[begin RECORDS TO PROCESS]

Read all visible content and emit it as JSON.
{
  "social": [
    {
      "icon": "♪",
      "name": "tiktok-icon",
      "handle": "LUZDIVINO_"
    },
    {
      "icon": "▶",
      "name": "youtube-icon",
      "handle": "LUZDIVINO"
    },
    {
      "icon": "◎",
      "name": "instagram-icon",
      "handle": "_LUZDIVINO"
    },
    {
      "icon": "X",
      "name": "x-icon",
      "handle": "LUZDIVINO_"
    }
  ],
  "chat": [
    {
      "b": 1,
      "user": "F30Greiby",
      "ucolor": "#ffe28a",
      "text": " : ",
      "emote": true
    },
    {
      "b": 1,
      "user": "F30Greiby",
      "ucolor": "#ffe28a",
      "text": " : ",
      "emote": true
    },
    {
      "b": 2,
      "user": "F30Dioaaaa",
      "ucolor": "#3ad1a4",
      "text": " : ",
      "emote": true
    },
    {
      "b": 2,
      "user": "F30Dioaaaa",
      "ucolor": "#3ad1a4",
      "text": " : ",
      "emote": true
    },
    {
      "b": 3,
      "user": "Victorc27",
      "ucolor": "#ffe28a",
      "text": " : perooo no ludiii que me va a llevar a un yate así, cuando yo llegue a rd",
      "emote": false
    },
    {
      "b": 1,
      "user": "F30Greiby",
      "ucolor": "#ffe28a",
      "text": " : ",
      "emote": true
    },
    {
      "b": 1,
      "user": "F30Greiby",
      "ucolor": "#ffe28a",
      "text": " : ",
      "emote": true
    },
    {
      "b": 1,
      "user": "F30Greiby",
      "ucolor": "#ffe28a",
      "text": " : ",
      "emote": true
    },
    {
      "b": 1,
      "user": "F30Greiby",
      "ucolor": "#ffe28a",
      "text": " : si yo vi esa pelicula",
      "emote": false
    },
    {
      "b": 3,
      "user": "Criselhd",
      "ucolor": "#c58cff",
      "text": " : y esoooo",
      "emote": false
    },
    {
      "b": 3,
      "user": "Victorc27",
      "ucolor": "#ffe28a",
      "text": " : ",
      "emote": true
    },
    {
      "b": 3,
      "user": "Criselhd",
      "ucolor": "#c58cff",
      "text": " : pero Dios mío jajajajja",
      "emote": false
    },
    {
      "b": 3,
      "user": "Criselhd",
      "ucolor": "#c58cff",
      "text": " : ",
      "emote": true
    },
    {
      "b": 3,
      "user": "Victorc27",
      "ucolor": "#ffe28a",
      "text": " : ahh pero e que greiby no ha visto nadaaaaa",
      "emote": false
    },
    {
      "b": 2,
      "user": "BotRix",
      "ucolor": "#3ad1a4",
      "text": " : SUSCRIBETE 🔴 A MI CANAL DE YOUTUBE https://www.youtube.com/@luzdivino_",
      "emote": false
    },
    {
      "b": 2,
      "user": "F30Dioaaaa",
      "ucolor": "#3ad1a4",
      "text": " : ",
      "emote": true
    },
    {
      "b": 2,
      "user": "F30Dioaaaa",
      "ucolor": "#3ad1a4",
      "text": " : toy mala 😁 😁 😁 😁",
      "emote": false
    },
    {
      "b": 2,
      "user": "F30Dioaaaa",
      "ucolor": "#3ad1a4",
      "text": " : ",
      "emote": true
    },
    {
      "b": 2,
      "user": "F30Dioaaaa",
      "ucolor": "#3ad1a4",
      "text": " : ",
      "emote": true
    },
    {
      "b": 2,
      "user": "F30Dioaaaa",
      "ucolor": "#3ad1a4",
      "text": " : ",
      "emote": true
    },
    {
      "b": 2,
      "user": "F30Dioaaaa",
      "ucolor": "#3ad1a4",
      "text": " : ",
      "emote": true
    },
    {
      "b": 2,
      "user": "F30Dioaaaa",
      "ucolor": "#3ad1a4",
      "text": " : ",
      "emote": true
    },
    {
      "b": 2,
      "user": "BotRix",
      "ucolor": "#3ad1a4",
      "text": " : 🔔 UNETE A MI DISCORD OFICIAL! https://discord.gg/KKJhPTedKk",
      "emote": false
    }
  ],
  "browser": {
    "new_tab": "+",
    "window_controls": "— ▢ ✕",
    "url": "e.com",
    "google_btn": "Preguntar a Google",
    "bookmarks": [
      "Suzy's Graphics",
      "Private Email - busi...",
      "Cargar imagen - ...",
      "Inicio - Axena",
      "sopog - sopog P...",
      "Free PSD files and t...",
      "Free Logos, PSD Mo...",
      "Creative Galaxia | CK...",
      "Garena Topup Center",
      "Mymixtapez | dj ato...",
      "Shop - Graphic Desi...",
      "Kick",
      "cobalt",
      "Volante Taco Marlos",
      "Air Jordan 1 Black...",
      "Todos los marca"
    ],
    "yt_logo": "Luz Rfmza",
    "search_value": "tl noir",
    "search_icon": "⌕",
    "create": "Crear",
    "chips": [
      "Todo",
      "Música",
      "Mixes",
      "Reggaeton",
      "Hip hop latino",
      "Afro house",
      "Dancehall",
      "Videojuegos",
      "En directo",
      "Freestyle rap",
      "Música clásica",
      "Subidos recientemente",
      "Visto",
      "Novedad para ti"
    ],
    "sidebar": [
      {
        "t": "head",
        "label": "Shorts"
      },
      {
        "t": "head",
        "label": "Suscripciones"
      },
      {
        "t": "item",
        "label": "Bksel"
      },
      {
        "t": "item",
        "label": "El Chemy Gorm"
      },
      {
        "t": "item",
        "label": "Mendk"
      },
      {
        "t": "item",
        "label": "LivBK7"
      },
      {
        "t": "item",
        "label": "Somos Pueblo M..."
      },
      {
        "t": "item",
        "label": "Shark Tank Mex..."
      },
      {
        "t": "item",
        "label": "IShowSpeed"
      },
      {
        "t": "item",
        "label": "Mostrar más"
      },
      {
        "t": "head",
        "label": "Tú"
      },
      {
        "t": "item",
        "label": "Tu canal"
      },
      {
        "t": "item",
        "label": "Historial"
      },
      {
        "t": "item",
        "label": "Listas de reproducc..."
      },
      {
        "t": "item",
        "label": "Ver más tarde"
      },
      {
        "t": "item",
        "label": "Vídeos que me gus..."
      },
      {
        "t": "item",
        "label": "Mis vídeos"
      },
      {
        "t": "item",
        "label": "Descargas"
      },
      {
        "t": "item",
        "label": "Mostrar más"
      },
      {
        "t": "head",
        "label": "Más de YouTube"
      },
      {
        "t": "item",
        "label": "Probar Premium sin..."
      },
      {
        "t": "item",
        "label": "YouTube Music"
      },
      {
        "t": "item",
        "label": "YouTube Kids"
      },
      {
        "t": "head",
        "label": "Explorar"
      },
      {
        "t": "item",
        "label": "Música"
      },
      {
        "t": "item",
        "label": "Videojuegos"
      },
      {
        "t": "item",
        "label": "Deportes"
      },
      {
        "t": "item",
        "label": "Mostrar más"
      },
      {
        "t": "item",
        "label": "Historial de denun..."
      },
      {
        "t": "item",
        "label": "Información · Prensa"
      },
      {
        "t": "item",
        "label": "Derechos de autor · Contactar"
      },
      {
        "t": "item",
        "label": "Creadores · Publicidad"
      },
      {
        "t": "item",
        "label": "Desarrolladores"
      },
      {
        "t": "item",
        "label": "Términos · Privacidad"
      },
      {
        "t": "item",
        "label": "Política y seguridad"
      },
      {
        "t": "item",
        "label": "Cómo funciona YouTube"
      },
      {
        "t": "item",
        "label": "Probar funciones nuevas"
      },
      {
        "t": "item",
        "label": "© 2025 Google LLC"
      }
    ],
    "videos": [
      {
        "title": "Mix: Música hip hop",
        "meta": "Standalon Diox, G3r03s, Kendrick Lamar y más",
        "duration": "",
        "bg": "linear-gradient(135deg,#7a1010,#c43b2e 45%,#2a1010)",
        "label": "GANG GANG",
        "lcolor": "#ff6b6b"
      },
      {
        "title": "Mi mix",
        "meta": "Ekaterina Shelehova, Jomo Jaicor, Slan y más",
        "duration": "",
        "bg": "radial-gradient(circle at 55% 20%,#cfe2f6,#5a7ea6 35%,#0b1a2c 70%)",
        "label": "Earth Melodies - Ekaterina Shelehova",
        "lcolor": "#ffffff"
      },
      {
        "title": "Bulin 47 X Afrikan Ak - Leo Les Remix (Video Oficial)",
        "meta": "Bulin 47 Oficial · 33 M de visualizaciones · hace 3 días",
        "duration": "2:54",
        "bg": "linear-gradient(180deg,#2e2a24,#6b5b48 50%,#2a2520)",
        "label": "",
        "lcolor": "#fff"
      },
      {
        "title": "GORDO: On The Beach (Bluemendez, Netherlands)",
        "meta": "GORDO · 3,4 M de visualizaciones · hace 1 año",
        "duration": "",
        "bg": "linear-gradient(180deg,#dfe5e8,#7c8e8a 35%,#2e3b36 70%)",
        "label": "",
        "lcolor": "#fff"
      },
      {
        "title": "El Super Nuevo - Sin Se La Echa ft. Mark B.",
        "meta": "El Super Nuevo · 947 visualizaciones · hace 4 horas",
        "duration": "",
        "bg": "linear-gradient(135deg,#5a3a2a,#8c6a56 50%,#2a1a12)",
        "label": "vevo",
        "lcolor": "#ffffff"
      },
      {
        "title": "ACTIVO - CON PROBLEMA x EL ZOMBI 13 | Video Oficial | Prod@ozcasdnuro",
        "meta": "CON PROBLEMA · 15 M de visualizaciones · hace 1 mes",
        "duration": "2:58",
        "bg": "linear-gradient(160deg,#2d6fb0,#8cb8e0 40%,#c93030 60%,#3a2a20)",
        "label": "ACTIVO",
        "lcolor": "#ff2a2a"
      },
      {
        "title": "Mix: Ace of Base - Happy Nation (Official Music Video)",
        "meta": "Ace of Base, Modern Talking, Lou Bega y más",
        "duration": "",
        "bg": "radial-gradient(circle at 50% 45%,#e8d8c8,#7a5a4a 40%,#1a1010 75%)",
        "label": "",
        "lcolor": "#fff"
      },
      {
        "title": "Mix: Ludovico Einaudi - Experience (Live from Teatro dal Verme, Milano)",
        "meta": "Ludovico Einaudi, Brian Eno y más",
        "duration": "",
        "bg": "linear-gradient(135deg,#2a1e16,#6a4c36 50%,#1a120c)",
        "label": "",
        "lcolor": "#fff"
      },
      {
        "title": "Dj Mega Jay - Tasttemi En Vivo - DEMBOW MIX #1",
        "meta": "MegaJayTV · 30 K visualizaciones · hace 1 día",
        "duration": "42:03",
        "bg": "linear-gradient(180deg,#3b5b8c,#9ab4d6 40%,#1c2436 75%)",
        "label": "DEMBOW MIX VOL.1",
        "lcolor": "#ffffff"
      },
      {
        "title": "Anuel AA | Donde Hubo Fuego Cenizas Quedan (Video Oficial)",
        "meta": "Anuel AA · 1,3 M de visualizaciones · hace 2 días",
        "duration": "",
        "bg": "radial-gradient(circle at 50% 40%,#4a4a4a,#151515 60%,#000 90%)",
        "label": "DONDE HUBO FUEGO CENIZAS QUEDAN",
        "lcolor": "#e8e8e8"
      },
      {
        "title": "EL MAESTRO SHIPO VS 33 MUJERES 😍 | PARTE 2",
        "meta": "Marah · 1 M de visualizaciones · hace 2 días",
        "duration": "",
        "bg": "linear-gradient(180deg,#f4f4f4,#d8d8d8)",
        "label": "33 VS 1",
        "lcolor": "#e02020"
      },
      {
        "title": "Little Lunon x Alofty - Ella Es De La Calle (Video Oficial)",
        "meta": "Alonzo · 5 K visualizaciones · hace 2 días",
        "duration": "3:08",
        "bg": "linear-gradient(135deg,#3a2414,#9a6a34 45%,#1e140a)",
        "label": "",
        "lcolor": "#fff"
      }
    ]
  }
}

[end RECORDS TO PROCESS]

- [REQUIREMENTS] Go through the data above and find the lines with the word "días". Copy each of those lines.

- [FULL OUTPUT]
        "meta": "Bulin 47 Oficial · 33 M de visualizaciones · hace 3 días",
        "meta": "Anuel AA · 1,3 M de visualizaciones · hace 2 días",
        "meta": "Marah · 1 M de visualizaciones · hace 2 días",
        "meta": "Alonzo · 5 K visualizaciones · hace 2 días",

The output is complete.